[start of DATA ROWS]
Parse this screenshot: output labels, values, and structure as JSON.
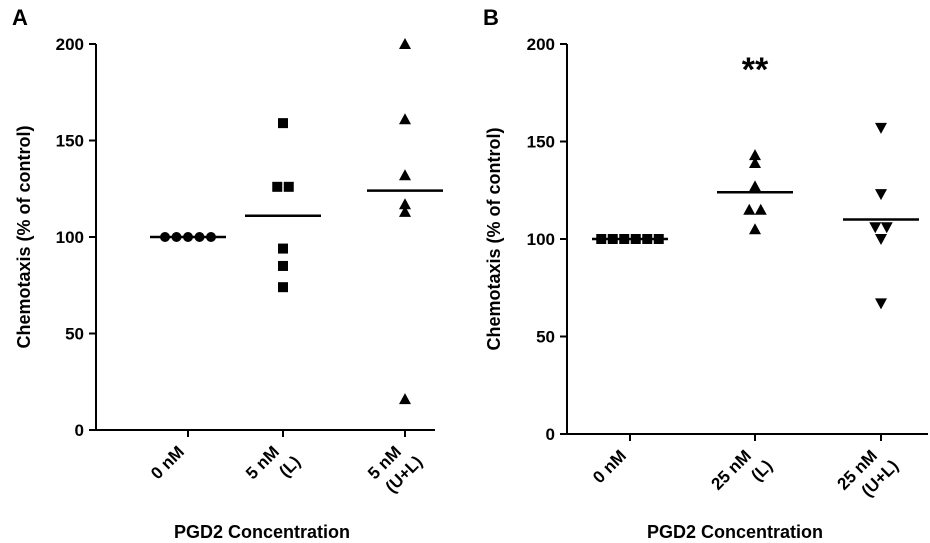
{
  "chart_data": [
    {
      "type": "scatter",
      "panel_label": "A",
      "ylabel": "Chemotaxis (% of control)",
      "xlabel": "PGD2 Concentration",
      "ylim": [
        0,
        200
      ],
      "yticks": [
        0,
        50,
        100,
        150,
        200
      ],
      "categories": [
        {
          "lines": [
            "0 nM"
          ],
          "marker": "circle",
          "values": [
            100,
            100,
            100,
            100,
            100
          ],
          "mean": 100
        },
        {
          "lines": [
            "5 nM",
            "(L)"
          ],
          "marker": "square",
          "values": [
            159,
            126,
            126,
            94,
            85,
            74
          ],
          "mean": 111
        },
        {
          "lines": [
            "5 nM",
            "(U+L)"
          ],
          "marker": "triangle-up",
          "values": [
            200,
            161,
            132,
            117,
            113,
            16
          ],
          "mean": 124
        }
      ],
      "annotation": ""
    },
    {
      "type": "scatter",
      "panel_label": "B",
      "ylabel": "Chemotaxis (% of control)",
      "xlabel": "PGD2 Concentration",
      "ylim": [
        0,
        200
      ],
      "yticks": [
        0,
        50,
        100,
        150,
        200
      ],
      "categories": [
        {
          "lines": [
            "0 nM"
          ],
          "marker": "square",
          "values": [
            100,
            100,
            100,
            100,
            100,
            100
          ],
          "mean": 100
        },
        {
          "lines": [
            "25 nM",
            "(L)"
          ],
          "marker": "triangle-up",
          "values": [
            143,
            139,
            127,
            115,
            115,
            105
          ],
          "mean": 124
        },
        {
          "lines": [
            "25 nM",
            "(U+L)"
          ],
          "marker": "triangle-down",
          "values": [
            157,
            123,
            106,
            106,
            100,
            67
          ],
          "mean": 110
        }
      ],
      "annotation": "**",
      "annotation_category": 1
    }
  ]
}
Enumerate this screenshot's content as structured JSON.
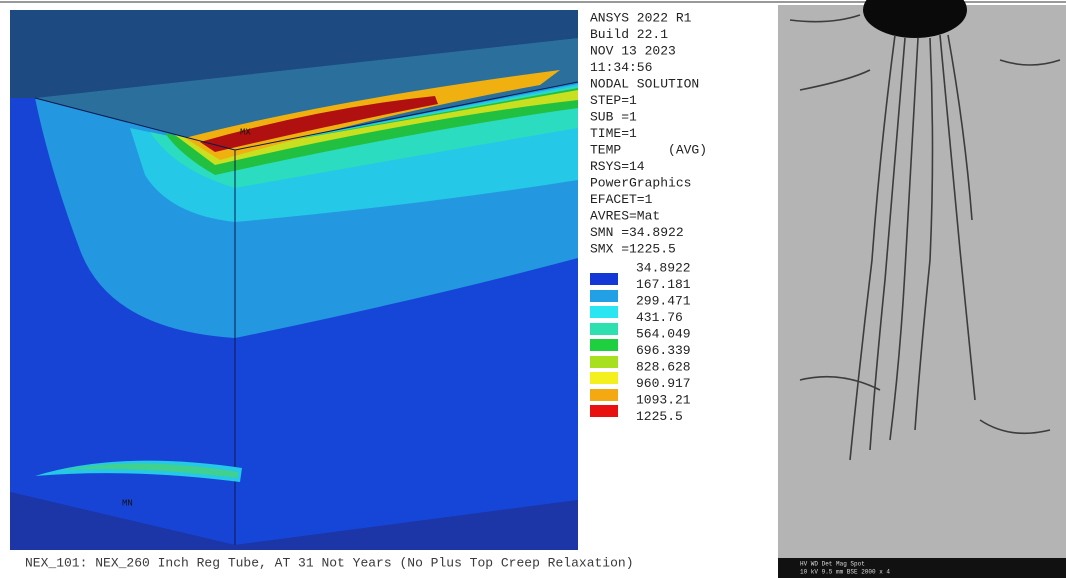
{
  "ansys_info": [
    "ANSYS 2022 R1",
    "Build 22.1",
    "NOV 13 2023",
    "11:34:56",
    "NODAL SOLUTION",
    "STEP=1",
    "SUB =1",
    "TIME=1",
    "TEMP      (AVG)",
    "RSYS=14",
    "PowerGraphics",
    "EFACET=1",
    "AVRES=Mat",
    "SMN =34.8922",
    "SMX =1225.5"
  ],
  "legend": [
    "34.8922",
    "167.181",
    "299.471",
    "431.76",
    "564.049",
    "696.339",
    "828.628",
    "960.917",
    "1093.21",
    "1225.5"
  ],
  "labels": {
    "max": "MX",
    "min": "MN"
  },
  "caption": "NEX_101: NEX_260 Inch Reg Tube, AT 31 Not Years (No Plus Top Creep Relaxation)",
  "sem_bar": {
    "header": "HV   WD   Det  Mag   Spot",
    "values": "10 kV 9.5 mm BSE 2000 x 4"
  }
}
[end of DATA ROWS]
__OBJECTIVE__.
From the data above, count the lines where "JSON" occurs and give that figure and nothing else.

__ANSWER TO THE TASK__.
2